Goal: Reproduce every entry exactly.

(Lines of data)
* * * * * * *

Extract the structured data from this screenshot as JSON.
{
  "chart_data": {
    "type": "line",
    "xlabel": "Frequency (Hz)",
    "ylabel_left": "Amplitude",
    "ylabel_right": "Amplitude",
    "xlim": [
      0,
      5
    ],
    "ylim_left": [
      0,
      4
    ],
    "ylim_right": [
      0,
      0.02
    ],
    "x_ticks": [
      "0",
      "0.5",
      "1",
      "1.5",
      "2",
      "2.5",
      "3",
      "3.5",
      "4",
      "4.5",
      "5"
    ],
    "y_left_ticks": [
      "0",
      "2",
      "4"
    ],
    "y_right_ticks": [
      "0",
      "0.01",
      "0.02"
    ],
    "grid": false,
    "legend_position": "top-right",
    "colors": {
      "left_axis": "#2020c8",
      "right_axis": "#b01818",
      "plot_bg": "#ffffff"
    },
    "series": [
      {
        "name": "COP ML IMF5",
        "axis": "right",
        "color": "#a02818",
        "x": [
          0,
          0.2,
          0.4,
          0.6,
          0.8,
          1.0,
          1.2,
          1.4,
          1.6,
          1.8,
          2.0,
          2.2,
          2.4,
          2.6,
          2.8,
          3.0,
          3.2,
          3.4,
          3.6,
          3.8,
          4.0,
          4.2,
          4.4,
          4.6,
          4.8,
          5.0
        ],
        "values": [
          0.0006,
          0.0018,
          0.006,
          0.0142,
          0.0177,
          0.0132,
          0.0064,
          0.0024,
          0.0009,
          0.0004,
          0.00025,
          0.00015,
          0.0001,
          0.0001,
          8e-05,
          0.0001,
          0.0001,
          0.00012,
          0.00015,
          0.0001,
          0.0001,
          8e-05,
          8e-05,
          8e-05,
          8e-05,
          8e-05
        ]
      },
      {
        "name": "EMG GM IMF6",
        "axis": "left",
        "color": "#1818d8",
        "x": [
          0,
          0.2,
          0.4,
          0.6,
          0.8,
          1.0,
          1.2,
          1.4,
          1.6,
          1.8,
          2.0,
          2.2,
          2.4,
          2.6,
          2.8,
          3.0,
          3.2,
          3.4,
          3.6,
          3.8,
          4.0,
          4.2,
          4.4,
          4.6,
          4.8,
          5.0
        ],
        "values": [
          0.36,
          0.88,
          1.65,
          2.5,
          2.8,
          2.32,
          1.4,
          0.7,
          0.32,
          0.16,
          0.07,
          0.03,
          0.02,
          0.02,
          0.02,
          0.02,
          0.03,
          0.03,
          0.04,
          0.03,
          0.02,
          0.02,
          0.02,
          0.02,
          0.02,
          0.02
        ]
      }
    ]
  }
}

* * * * * * *

Result of the task:
Extract the structured data from this screenshot as JSON.
{
  "chart_data": {
    "type": "line",
    "xlabel": "Frequency (Hz)",
    "ylabel_left": "Amplitude",
    "ylabel_right": "Amplitude",
    "xlim": [
      0,
      5
    ],
    "ylim_left": [
      0,
      4
    ],
    "ylim_right": [
      0,
      0.02
    ],
    "x_ticks": [
      "0",
      "0.5",
      "1",
      "1.5",
      "2",
      "2.5",
      "3",
      "3.5",
      "4",
      "4.5",
      "5"
    ],
    "y_left_ticks": [
      "0",
      "2",
      "4"
    ],
    "y_right_ticks": [
      "0",
      "0.01",
      "0.02"
    ],
    "grid": false,
    "legend_position": "top-right",
    "colors": {
      "left_axis": "#2020c8",
      "right_axis": "#b01818",
      "plot_bg": "#ffffff"
    },
    "series": [
      {
        "name": "COP ML IMF5",
        "axis": "right",
        "color": "#a02818",
        "x": [
          0,
          0.2,
          0.4,
          0.6,
          0.8,
          1.0,
          1.2,
          1.4,
          1.6,
          1.8,
          2.0,
          2.2,
          2.4,
          2.6,
          2.8,
          3.0,
          3.2,
          3.4,
          3.6,
          3.8,
          4.0,
          4.2,
          4.4,
          4.6,
          4.8,
          5.0
        ],
        "values": [
          0.0006,
          0.0018,
          0.006,
          0.0142,
          0.0177,
          0.0132,
          0.0064,
          0.0024,
          0.0009,
          0.0004,
          0.00025,
          0.00015,
          0.0001,
          0.0001,
          8e-05,
          0.0001,
          0.0001,
          0.00012,
          0.00015,
          0.0001,
          0.0001,
          8e-05,
          8e-05,
          8e-05,
          8e-05,
          8e-05
        ]
      },
      {
        "name": "EMG GM IMF6",
        "axis": "left",
        "color": "#1818d8",
        "x": [
          0,
          0.2,
          0.4,
          0.6,
          0.8,
          1.0,
          1.2,
          1.4,
          1.6,
          1.8,
          2.0,
          2.2,
          2.4,
          2.6,
          2.8,
          3.0,
          3.2,
          3.4,
          3.6,
          3.8,
          4.0,
          4.2,
          4.4,
          4.6,
          4.8,
          5.0
        ],
        "values": [
          0.36,
          0.88,
          1.65,
          2.5,
          2.8,
          2.32,
          1.4,
          0.7,
          0.32,
          0.16,
          0.07,
          0.03,
          0.02,
          0.02,
          0.02,
          0.02,
          0.03,
          0.03,
          0.04,
          0.03,
          0.02,
          0.02,
          0.02,
          0.02,
          0.02,
          0.02
        ]
      }
    ]
  }
}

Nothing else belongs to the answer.